start

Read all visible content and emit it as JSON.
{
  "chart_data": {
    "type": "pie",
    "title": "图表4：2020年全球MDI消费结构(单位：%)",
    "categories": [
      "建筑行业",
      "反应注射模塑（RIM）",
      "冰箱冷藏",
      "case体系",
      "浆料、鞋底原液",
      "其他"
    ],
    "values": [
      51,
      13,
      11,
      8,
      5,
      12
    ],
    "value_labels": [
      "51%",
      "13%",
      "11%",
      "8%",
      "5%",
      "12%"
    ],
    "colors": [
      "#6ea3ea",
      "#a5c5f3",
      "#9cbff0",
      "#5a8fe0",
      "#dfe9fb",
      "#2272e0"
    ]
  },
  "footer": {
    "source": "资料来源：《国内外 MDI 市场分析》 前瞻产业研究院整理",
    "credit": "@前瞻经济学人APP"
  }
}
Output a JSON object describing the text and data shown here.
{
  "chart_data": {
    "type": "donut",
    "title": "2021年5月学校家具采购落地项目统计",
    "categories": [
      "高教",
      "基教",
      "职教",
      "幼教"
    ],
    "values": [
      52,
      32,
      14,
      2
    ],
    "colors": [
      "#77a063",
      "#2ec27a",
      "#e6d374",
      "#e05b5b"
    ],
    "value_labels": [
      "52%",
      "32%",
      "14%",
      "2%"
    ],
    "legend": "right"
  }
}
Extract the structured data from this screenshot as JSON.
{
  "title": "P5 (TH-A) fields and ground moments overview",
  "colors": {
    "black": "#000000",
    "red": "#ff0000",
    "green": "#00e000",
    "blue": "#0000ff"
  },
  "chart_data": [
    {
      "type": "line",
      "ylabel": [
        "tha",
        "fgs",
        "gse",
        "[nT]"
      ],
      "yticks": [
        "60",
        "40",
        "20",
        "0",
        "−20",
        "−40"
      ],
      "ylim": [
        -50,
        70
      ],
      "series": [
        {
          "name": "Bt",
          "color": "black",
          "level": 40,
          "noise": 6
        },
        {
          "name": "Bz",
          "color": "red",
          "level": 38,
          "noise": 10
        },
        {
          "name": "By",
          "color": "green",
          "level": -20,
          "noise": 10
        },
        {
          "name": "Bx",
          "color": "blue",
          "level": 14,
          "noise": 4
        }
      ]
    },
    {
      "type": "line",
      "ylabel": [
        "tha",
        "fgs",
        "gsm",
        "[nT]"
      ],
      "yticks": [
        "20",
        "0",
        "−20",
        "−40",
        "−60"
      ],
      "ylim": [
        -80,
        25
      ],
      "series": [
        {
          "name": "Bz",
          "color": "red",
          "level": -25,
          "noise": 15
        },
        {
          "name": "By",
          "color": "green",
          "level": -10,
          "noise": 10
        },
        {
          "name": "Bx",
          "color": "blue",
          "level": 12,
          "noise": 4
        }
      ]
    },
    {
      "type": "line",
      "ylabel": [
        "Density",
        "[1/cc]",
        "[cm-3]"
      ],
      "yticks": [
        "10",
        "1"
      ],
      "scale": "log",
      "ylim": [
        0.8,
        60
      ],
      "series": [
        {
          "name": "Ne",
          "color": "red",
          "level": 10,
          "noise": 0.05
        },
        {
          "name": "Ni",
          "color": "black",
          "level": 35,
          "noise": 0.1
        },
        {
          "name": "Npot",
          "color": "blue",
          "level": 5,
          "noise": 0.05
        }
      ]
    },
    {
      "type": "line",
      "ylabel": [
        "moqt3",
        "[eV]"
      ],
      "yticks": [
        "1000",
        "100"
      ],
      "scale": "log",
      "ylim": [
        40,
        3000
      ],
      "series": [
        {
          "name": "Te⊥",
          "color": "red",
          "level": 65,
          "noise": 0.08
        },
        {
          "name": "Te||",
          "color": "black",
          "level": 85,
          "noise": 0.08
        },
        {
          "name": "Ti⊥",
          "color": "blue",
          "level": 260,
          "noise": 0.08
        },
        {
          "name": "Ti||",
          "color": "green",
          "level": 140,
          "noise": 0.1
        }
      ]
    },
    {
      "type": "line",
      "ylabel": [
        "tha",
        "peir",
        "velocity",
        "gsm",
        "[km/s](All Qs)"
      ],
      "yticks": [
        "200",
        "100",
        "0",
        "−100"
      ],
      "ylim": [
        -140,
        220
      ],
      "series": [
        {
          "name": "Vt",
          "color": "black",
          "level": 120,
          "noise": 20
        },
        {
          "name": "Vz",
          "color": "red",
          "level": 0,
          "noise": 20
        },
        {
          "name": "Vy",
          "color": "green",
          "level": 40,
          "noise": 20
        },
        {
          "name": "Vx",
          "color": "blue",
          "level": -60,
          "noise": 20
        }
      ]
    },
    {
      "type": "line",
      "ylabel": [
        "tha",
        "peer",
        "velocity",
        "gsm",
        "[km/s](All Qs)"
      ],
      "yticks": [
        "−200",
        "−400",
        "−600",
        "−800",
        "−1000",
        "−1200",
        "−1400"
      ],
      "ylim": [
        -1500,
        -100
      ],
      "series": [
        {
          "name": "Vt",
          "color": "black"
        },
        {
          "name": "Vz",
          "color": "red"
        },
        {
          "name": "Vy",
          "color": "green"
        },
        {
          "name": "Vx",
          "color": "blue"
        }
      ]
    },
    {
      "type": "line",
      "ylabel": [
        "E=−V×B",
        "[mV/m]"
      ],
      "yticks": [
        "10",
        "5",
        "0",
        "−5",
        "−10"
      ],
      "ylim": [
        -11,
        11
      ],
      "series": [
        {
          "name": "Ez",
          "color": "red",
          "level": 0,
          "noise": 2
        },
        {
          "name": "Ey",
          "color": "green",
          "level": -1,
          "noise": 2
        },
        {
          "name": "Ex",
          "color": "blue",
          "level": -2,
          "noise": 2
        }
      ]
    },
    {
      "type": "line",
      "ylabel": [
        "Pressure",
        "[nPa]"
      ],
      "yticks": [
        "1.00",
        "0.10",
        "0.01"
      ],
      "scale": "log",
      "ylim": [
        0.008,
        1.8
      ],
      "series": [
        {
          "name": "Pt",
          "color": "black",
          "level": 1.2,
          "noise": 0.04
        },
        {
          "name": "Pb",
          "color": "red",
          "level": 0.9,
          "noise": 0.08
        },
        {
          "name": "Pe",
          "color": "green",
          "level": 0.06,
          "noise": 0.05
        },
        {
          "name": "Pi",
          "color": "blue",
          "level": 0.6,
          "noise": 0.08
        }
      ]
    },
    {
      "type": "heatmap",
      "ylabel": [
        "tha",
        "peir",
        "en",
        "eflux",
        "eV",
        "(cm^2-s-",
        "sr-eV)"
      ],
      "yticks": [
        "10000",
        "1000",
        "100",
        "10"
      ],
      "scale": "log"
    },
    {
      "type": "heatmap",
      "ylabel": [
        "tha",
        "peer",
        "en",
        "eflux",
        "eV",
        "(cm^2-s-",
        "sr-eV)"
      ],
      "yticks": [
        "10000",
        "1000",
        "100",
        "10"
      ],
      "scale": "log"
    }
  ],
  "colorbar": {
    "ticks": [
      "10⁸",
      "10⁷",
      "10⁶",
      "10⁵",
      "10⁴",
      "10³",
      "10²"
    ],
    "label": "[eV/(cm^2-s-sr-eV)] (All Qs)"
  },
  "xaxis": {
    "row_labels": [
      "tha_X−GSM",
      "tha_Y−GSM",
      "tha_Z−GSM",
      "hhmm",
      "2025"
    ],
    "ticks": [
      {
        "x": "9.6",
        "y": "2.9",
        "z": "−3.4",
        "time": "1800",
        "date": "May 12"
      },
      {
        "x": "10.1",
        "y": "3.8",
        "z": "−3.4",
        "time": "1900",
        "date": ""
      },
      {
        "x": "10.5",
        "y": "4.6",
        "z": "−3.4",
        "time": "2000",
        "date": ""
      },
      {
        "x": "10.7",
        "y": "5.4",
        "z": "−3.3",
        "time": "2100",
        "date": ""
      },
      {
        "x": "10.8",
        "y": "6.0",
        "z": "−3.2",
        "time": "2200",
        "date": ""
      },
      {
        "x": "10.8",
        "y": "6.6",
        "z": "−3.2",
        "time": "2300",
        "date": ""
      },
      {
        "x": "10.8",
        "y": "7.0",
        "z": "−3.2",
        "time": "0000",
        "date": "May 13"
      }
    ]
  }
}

end

_Exercise details:_ Report each line in the preceding entries that holds the string "time".

_Answer to the task:_
        "time": "1800",
        "time": "1900",
        "time": "2000",
        "time": "2100",
        "time": "2200",
        "time": "2300",
        "time": "0000",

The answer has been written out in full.